#### DATA FOR PROCESSING

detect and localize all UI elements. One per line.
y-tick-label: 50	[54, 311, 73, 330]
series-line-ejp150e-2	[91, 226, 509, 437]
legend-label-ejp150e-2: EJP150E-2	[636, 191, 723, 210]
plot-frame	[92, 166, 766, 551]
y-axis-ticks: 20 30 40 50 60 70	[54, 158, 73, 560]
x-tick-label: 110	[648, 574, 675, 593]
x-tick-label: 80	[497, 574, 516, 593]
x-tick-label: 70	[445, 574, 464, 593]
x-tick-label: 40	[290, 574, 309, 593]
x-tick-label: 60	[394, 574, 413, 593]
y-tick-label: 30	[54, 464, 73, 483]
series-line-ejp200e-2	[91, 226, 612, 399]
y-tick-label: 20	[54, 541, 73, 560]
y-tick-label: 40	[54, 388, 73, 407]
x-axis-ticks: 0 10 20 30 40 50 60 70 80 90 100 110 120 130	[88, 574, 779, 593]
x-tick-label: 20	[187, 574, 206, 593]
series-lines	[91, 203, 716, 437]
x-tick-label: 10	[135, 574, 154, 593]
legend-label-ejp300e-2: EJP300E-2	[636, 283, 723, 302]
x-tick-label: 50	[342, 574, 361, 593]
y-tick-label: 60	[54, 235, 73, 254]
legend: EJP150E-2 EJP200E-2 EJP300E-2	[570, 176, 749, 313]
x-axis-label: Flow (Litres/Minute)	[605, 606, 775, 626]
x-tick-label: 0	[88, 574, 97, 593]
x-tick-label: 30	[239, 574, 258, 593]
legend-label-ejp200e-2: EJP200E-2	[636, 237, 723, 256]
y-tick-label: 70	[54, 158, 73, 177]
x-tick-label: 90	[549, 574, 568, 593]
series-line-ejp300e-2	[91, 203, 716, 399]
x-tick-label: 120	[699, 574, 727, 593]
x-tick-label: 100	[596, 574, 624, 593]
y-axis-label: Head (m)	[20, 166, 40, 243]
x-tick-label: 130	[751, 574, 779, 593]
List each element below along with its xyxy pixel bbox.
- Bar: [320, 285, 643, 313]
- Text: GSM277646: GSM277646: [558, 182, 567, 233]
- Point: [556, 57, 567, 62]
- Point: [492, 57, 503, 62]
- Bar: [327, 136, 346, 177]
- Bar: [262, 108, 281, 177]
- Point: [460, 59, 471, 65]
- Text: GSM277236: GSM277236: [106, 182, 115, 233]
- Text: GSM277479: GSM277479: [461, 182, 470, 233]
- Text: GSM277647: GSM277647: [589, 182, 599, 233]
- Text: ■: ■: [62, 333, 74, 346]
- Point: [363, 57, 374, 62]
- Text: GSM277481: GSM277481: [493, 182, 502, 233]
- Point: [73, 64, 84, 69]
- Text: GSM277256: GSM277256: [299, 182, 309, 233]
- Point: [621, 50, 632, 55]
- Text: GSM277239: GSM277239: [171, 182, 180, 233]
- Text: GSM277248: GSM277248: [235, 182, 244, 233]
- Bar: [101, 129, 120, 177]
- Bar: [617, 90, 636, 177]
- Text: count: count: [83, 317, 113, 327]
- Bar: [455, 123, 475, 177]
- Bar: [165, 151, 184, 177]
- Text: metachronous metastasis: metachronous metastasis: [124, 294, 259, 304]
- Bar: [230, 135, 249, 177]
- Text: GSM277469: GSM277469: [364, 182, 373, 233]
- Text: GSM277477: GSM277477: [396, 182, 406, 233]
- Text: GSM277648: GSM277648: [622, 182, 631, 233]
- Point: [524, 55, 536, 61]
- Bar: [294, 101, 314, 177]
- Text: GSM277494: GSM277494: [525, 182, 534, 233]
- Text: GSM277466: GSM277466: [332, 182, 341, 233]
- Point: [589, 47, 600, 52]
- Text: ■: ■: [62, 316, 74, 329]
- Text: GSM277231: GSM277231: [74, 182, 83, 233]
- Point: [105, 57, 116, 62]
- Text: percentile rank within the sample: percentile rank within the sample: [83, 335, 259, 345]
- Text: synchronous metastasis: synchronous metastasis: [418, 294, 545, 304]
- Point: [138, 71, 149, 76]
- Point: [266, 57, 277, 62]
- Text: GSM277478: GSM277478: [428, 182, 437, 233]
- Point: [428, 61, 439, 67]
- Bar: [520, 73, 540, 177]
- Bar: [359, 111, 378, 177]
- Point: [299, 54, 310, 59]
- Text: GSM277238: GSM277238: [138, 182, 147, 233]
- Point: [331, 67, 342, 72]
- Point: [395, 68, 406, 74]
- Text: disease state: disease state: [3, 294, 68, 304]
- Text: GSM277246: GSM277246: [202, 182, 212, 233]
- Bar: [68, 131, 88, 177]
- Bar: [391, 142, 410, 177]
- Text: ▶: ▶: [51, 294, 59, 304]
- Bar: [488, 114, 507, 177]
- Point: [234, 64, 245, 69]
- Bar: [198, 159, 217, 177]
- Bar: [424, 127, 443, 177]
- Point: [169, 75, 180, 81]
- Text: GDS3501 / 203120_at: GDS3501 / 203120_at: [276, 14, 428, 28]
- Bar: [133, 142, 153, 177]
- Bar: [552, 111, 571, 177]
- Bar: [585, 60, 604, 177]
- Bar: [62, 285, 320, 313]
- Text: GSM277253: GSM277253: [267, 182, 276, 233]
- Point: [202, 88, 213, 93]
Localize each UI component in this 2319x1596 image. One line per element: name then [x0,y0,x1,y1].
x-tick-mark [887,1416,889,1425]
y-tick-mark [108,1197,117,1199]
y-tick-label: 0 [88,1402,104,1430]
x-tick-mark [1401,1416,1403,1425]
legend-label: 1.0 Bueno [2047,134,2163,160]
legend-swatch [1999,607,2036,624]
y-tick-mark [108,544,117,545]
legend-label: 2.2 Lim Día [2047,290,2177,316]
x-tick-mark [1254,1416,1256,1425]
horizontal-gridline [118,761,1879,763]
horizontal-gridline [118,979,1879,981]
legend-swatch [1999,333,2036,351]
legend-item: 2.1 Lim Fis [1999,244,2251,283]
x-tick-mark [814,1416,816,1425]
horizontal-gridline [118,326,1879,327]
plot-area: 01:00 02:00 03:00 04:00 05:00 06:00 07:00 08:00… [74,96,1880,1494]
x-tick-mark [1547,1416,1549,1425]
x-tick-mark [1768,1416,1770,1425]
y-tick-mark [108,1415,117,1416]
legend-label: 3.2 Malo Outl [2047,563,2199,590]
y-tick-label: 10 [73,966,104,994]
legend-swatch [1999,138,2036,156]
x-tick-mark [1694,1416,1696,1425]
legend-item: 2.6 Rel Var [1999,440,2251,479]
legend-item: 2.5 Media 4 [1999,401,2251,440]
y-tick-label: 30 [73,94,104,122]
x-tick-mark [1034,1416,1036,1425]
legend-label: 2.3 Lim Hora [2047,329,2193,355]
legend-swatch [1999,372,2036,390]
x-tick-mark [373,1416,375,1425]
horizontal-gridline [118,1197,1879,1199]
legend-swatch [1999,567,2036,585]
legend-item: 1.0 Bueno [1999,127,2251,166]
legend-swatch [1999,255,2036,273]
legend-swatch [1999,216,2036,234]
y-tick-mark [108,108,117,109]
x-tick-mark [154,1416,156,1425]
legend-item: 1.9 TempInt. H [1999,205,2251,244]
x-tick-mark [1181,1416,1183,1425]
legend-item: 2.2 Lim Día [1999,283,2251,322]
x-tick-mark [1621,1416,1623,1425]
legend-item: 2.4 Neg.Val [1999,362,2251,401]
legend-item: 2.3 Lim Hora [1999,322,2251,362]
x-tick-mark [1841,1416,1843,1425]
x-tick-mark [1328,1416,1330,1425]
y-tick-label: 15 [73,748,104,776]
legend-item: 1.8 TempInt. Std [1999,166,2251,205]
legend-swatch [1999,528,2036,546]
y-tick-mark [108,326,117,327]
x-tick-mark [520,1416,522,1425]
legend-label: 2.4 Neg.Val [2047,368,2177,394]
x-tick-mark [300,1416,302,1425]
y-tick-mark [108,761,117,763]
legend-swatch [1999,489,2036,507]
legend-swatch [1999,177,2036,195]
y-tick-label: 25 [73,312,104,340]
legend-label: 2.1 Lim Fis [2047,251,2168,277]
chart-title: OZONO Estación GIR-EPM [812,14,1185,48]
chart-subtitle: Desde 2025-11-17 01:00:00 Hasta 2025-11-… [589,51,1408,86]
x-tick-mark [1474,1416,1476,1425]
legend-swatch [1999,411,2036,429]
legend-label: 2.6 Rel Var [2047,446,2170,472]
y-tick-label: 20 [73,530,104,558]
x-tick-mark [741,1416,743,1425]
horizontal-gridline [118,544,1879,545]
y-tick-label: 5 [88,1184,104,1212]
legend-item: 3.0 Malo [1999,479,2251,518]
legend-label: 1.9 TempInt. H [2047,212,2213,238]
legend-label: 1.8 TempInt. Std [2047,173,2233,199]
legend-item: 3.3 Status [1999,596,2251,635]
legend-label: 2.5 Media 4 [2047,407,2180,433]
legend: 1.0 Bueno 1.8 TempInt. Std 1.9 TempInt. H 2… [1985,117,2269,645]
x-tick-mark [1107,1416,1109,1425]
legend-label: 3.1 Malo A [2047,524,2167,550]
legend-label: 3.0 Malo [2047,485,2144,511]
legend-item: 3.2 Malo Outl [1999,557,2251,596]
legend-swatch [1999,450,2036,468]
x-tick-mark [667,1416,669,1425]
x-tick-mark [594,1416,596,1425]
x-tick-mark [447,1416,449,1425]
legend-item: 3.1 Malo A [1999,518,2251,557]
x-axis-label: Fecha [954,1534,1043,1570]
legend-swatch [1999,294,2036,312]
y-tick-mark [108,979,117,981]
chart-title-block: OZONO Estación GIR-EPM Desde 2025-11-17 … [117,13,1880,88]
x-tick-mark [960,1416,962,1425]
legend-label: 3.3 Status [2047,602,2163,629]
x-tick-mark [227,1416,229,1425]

########

### DIRECTIVE
Print the lines from the first one through the line that contains "574, 206, 593]", copying each one without any change.

### WRITTEN RESPONSE
detect and localize all UI elements. One per line.
y-tick-label: 50	[54, 311, 73, 330]
series-line-ejp150e-2	[91, 226, 509, 437]
legend-label-ejp150e-2: EJP150E-2	[636, 191, 723, 210]
plot-frame	[92, 166, 766, 551]
y-axis-ticks: 20 30 40 50 60 70	[54, 158, 73, 560]
x-tick-label: 110	[648, 574, 675, 593]
x-tick-label: 80	[497, 574, 516, 593]
x-tick-label: 70	[445, 574, 464, 593]
x-tick-label: 40	[290, 574, 309, 593]
x-tick-label: 60	[394, 574, 413, 593]
y-tick-label: 30	[54, 464, 73, 483]
series-line-ejp200e-2	[91, 226, 612, 399]
y-tick-label: 20	[54, 541, 73, 560]
y-tick-label: 40	[54, 388, 73, 407]
x-axis-ticks: 0 10 20 30 40 50 60 70 80 90 100 110 120 130	[88, 574, 779, 593]
x-tick-label: 20	[187, 574, 206, 593]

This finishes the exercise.